**Exercise aim:** In the records that follow, locate every line with "modification" and extract it.

#### Data for the task ####

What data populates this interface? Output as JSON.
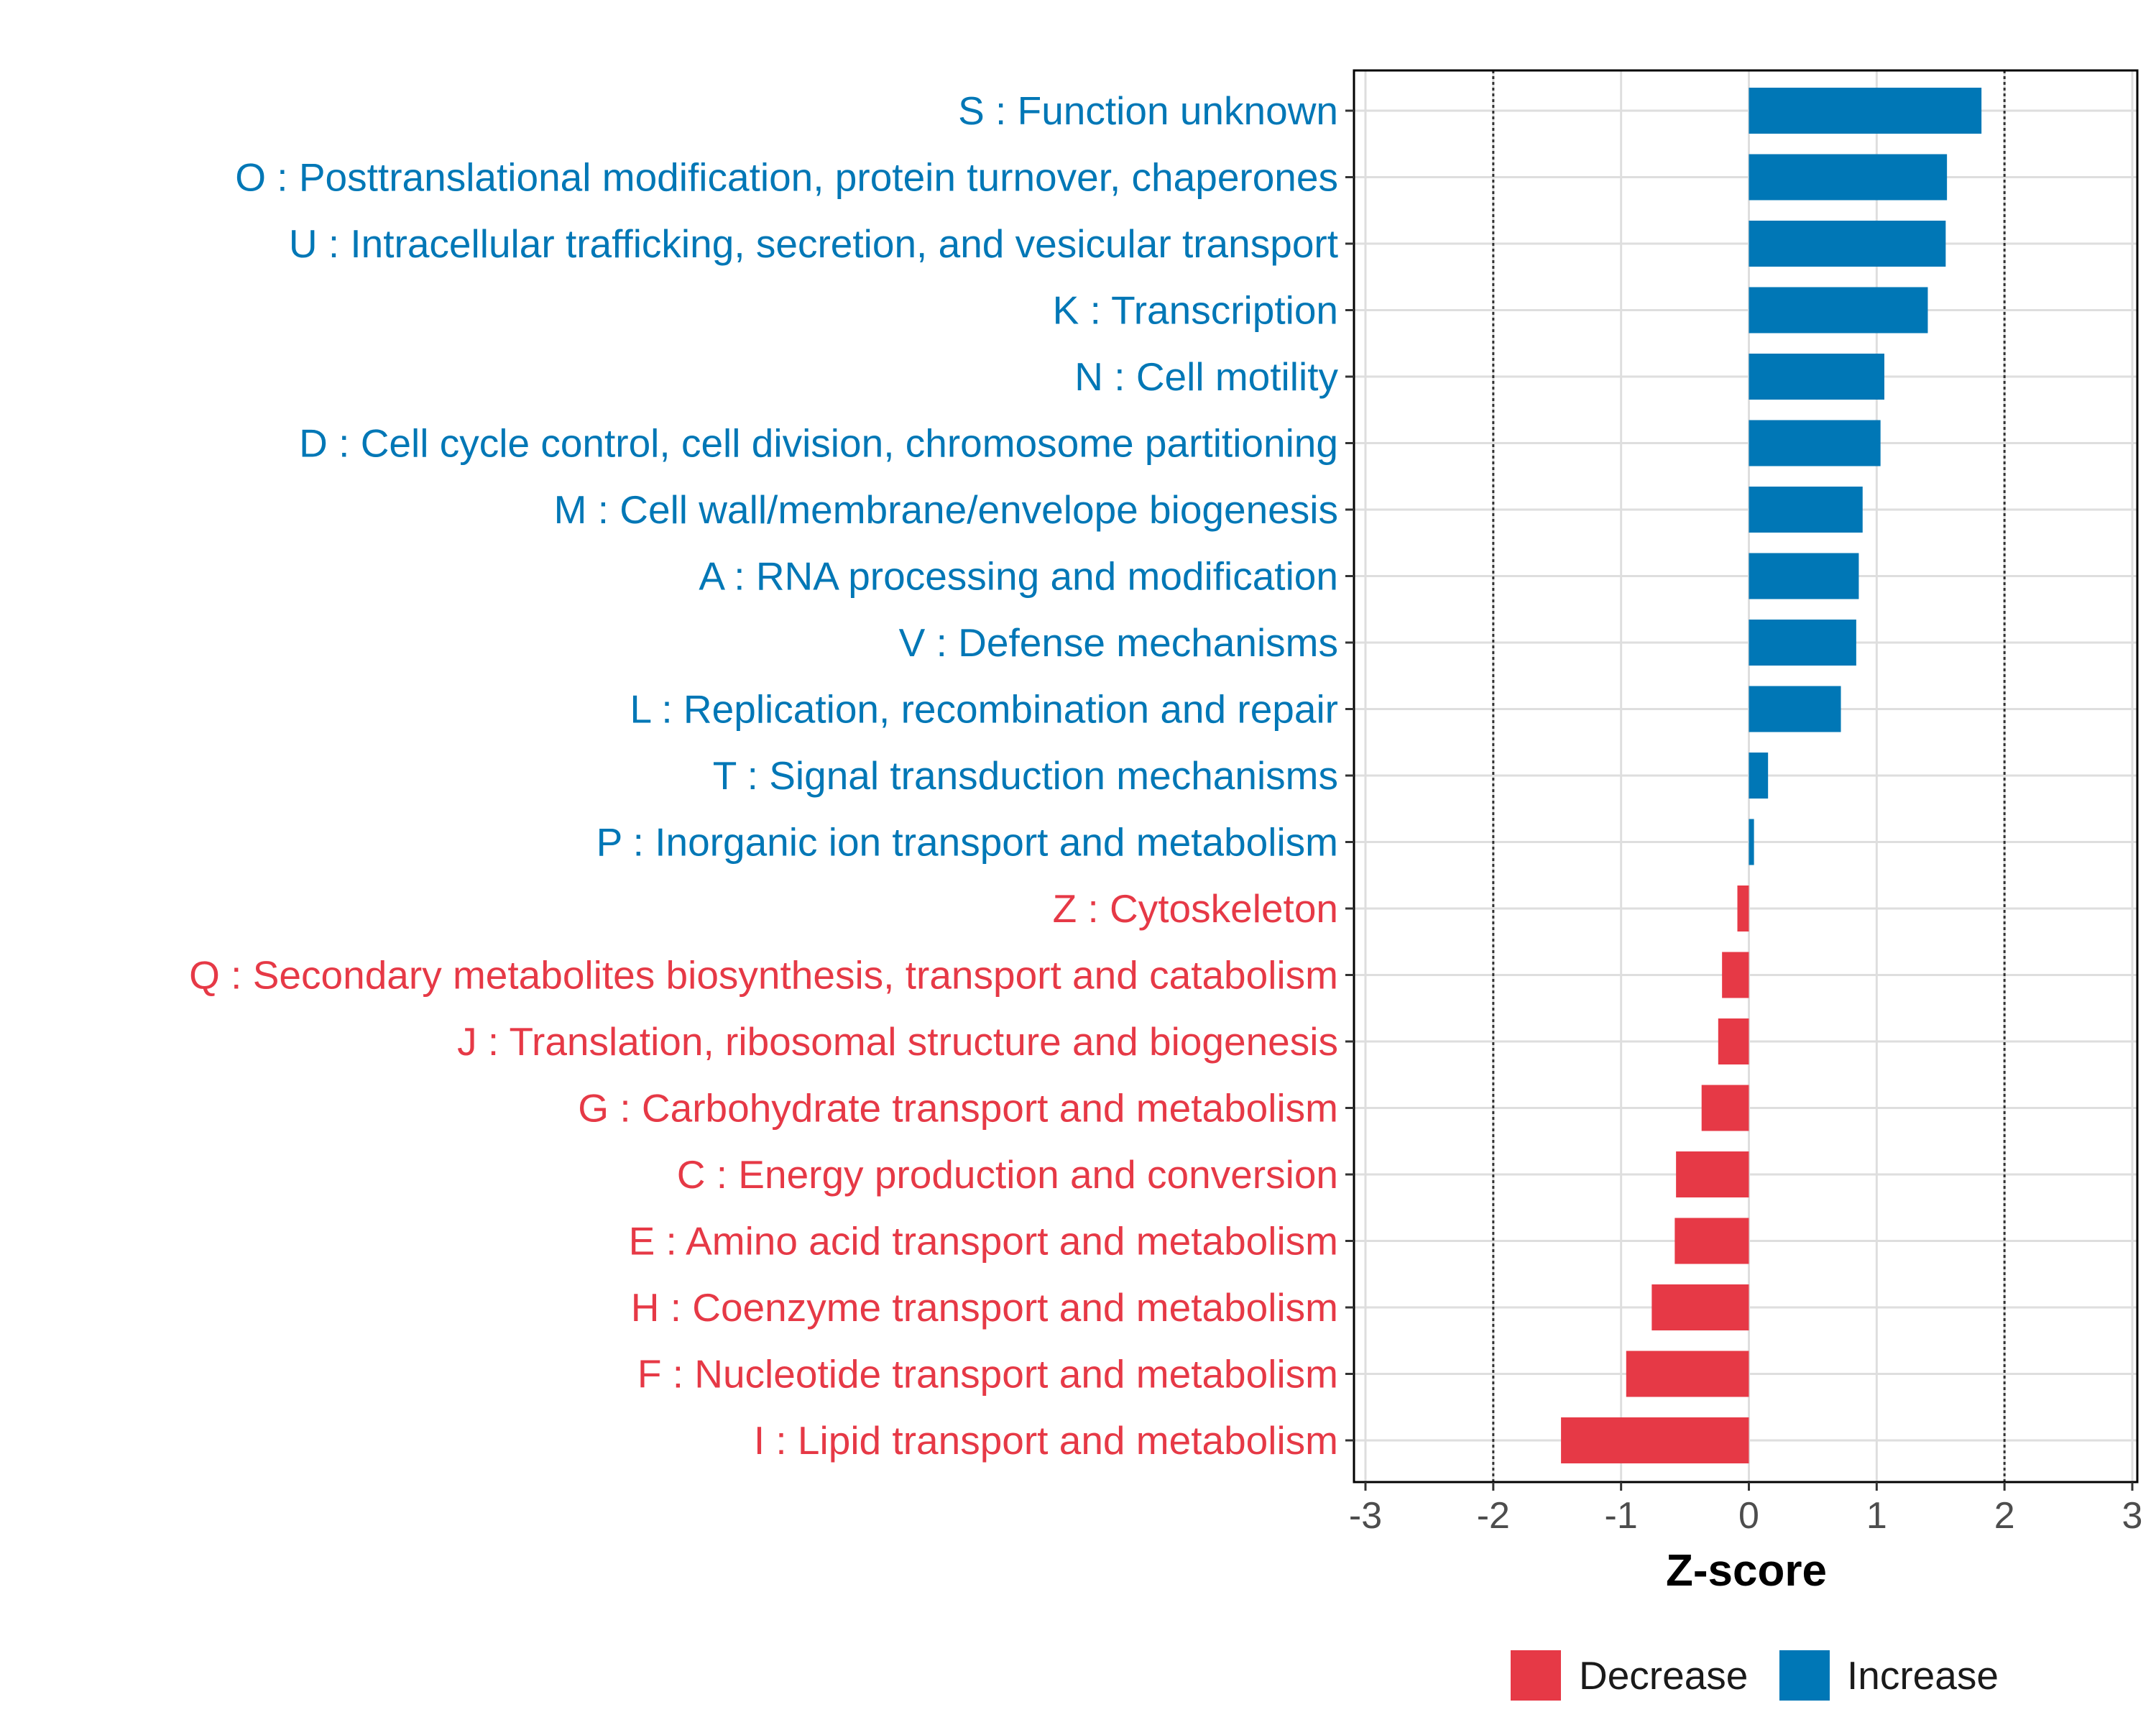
{
  "chart_data": {
    "type": "bar",
    "orientation": "horizontal",
    "xlabel": "Z-score",
    "ylabel": "",
    "xlim": [
      -3,
      3
    ],
    "x_ticks": [
      "-3",
      "-2",
      "-1",
      "0",
      "1",
      "2",
      "3"
    ],
    "reference_lines": [
      -2,
      2
    ],
    "grid": true,
    "legend_position": "bottom",
    "colors": {
      "Decrease": "#E63946",
      "Increase": "#0077B6"
    },
    "legend": [
      {
        "label": "Decrease",
        "color": "#E63946"
      },
      {
        "label": "Increase",
        "color": "#0077B6"
      }
    ],
    "categories": [
      "S : Function unknown",
      "O : Posttranslational modification, protein turnover, chaperones",
      "U : Intracellular trafficking, secretion, and vesicular transport",
      "K : Transcription",
      "N : Cell motility",
      "D : Cell cycle control, cell division, chromosome partitioning",
      "M : Cell wall/membrane/envelope biogenesis",
      "A : RNA processing and modification",
      "V : Defense mechanisms",
      "L : Replication, recombination and repair",
      "T : Signal transduction mechanisms",
      "P : Inorganic ion transport and metabolism",
      "Z : Cytoskeleton",
      "Q : Secondary metabolites biosynthesis, transport and catabolism",
      "J : Translation, ribosomal structure and biogenesis",
      "G : Carbohydrate transport and metabolism",
      "C : Energy production and conversion",
      "E : Amino acid transport and metabolism",
      "H : Coenzyme transport and metabolism",
      "F : Nucleotide transport and metabolism",
      "I : Lipid transport and metabolism"
    ],
    "values": [
      1.82,
      1.55,
      1.54,
      1.4,
      1.06,
      1.03,
      0.89,
      0.86,
      0.84,
      0.72,
      0.15,
      0.04,
      -0.09,
      -0.21,
      -0.24,
      -0.37,
      -0.57,
      -0.58,
      -0.76,
      -0.96,
      -1.47
    ],
    "groups": [
      "Increase",
      "Increase",
      "Increase",
      "Increase",
      "Increase",
      "Increase",
      "Increase",
      "Increase",
      "Increase",
      "Increase",
      "Increase",
      "Increase",
      "Decrease",
      "Decrease",
      "Decrease",
      "Decrease",
      "Decrease",
      "Decrease",
      "Decrease",
      "Decrease",
      "Decrease"
    ]
  }
}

####

**Solution to the exercise:**
      "O : Posttranslational modification, protein turnover, chaperones",
      "A : RNA processing and modification",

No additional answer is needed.